* [Directive]: Find the word "reductase" in the data. Return every line where it appears.

* [Raw data]:
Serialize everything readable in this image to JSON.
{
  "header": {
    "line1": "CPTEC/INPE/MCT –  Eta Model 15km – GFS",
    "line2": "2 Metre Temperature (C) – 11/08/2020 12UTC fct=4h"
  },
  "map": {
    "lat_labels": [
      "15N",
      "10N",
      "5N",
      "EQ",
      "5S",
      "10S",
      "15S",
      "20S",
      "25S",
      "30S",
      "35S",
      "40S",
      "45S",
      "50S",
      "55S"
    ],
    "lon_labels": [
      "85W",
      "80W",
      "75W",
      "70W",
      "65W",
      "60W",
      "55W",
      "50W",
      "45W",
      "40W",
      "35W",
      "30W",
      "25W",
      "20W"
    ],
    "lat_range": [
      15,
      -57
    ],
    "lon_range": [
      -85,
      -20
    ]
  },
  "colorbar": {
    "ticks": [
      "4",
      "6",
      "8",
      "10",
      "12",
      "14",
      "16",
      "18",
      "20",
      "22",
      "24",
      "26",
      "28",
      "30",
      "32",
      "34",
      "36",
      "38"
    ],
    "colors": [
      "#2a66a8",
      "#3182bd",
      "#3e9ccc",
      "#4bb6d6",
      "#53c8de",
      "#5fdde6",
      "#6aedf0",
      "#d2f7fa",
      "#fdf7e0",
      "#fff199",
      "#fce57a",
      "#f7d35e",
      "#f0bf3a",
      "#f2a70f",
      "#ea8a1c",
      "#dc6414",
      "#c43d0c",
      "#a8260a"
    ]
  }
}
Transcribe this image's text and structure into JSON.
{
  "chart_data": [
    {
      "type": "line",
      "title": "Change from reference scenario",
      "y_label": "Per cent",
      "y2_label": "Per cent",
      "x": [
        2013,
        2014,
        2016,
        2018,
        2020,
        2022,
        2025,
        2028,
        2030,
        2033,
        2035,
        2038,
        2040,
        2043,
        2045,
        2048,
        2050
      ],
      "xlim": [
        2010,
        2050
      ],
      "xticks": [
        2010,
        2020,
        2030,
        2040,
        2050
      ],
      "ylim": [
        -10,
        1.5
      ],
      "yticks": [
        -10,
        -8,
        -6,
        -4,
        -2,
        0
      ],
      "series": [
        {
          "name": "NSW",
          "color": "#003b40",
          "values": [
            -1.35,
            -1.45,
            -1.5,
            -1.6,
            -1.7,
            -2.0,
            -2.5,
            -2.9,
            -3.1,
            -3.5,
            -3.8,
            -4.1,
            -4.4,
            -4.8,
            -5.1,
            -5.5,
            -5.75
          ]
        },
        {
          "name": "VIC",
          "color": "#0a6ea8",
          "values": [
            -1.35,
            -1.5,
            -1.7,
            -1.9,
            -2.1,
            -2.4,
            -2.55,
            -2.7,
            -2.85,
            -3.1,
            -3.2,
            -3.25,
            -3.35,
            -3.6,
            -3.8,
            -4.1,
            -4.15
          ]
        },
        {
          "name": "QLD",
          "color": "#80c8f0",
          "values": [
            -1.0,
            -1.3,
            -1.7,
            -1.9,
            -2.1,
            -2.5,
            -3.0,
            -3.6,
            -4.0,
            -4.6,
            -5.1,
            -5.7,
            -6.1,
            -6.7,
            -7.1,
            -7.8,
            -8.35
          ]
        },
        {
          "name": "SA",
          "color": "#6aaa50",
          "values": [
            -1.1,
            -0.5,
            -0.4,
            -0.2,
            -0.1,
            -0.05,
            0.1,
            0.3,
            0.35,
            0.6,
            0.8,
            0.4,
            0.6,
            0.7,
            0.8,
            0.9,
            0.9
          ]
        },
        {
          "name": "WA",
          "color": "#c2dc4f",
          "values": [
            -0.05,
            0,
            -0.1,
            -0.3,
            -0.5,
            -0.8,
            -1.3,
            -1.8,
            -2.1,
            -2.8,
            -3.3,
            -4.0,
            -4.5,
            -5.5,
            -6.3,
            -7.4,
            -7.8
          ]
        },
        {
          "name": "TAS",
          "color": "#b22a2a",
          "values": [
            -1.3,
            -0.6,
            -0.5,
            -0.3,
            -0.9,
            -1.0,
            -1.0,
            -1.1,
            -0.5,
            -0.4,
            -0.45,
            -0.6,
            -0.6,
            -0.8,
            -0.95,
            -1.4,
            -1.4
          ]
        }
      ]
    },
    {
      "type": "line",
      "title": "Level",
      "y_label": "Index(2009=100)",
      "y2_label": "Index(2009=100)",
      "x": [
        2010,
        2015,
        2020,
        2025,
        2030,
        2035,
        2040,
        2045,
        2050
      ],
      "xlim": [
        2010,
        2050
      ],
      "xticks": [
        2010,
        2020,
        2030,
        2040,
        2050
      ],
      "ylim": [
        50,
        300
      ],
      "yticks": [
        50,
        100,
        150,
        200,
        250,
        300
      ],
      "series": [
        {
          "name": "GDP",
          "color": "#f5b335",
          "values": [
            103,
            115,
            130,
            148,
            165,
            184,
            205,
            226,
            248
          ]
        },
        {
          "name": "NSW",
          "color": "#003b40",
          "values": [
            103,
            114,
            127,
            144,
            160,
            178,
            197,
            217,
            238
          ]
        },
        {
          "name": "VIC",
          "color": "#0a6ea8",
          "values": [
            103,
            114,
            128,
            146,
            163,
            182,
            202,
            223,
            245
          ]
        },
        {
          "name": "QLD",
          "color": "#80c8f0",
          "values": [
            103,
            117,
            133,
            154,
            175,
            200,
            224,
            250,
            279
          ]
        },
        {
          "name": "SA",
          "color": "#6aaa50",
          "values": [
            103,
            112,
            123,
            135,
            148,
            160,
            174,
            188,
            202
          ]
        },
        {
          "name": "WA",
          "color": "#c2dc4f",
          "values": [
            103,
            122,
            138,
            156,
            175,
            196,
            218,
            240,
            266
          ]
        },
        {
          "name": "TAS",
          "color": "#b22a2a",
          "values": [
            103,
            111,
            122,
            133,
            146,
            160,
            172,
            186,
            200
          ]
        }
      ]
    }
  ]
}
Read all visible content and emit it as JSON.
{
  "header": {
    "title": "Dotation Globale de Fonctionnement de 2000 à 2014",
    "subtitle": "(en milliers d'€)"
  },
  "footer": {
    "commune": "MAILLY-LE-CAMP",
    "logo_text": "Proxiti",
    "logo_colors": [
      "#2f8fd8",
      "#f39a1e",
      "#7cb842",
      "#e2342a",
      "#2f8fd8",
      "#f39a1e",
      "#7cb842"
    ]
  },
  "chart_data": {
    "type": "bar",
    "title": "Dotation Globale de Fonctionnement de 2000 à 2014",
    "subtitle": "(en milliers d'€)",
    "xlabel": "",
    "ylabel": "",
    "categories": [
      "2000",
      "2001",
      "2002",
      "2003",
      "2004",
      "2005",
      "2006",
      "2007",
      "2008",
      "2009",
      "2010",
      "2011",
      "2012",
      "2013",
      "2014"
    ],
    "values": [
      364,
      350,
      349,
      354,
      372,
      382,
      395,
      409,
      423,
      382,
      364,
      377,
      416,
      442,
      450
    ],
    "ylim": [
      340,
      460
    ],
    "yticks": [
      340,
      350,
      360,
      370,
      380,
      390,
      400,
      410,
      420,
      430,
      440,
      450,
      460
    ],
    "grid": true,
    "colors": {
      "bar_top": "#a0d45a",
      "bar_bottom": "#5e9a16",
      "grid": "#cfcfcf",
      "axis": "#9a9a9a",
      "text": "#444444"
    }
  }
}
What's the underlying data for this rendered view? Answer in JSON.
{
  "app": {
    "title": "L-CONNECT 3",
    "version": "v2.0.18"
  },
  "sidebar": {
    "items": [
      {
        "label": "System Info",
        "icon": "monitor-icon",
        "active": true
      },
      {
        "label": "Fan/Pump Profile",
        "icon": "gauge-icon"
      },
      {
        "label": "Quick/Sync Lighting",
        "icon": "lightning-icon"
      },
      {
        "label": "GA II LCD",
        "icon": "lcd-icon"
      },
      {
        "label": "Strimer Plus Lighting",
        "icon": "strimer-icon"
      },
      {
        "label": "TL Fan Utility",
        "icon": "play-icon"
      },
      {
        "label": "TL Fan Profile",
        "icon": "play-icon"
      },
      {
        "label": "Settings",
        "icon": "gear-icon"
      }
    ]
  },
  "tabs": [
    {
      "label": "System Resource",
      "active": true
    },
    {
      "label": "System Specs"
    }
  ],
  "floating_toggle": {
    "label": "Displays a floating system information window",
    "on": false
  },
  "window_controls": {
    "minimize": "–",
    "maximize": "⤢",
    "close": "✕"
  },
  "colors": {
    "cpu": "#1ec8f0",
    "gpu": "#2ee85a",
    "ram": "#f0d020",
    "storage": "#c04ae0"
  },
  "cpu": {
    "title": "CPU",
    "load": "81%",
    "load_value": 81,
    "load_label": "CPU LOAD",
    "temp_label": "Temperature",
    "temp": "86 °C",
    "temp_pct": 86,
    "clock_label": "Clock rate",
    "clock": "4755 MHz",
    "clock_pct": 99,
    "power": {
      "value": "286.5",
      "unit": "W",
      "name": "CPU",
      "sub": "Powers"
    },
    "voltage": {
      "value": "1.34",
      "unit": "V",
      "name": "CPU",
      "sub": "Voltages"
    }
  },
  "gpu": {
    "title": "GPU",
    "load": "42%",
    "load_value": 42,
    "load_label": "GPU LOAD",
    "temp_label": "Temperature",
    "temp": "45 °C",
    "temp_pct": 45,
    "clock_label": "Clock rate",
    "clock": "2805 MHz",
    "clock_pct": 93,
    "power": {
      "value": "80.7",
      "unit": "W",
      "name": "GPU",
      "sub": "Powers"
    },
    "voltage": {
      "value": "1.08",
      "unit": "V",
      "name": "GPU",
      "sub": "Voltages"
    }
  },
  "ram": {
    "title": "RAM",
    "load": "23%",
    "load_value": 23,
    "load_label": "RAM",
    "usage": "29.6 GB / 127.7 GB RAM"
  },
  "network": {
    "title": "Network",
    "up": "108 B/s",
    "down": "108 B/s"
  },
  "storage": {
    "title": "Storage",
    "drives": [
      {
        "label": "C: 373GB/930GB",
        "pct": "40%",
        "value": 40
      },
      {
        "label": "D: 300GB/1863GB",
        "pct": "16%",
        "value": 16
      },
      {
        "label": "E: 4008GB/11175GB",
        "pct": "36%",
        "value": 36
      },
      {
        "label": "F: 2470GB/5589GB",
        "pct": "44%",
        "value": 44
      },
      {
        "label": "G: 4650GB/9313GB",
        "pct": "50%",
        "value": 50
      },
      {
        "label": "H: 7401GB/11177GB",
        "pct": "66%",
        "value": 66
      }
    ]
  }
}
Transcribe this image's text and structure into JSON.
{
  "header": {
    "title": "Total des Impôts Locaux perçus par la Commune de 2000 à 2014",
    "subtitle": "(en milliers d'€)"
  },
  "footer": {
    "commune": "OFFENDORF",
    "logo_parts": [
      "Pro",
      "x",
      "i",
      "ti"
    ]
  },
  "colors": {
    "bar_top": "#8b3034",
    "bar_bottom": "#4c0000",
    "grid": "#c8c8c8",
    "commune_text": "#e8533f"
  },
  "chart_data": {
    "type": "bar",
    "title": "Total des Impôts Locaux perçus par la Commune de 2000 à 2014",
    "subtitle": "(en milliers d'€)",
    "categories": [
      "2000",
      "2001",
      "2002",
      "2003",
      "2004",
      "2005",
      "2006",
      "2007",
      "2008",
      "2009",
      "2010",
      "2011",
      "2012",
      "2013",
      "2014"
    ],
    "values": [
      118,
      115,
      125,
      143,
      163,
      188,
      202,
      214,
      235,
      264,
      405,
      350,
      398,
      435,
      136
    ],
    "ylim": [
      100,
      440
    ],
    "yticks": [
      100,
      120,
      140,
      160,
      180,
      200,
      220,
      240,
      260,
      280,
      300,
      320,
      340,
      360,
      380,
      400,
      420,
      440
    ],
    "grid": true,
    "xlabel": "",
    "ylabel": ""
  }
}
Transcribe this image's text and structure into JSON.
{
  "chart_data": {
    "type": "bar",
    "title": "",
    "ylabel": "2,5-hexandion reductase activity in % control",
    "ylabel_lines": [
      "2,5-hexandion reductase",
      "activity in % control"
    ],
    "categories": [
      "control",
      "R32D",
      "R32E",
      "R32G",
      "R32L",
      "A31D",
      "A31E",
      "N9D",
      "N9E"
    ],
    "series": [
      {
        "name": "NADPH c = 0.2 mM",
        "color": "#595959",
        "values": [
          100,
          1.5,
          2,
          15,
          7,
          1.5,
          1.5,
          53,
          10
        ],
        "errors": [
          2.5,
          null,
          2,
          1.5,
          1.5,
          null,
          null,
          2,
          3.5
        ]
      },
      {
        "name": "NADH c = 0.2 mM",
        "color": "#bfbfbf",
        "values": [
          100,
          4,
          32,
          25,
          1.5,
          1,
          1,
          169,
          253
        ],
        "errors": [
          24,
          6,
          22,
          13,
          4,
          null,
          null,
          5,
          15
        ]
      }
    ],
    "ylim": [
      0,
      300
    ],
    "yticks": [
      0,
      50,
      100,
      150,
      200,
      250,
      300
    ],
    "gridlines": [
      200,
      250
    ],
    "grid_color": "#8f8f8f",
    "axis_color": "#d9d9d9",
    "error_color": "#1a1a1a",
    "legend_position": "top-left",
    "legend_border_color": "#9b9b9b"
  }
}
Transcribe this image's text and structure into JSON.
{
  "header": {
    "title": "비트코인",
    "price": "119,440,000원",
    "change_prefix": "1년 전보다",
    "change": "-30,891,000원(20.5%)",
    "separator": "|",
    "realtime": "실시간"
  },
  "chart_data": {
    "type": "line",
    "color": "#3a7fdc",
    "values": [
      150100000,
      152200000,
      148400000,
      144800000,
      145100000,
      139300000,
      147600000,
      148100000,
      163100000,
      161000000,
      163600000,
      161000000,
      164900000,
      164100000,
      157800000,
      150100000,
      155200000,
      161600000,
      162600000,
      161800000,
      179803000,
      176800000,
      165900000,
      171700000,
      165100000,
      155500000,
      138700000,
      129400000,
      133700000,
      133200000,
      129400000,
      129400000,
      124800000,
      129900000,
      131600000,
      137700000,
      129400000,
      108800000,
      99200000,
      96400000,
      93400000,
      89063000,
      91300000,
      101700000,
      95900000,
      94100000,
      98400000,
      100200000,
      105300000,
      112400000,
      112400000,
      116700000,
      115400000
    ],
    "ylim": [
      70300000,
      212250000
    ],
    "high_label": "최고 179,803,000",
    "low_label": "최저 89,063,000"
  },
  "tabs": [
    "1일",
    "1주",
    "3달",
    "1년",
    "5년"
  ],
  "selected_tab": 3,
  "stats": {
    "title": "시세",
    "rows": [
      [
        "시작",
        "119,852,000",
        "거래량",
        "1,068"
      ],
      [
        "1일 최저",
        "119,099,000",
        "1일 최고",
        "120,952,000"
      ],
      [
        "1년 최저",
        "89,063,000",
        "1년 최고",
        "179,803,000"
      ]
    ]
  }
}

* [Answer below]:
    "ylabel": "2,5-hexandion reductase activity in % control",
      "2,5-hexandion reductase",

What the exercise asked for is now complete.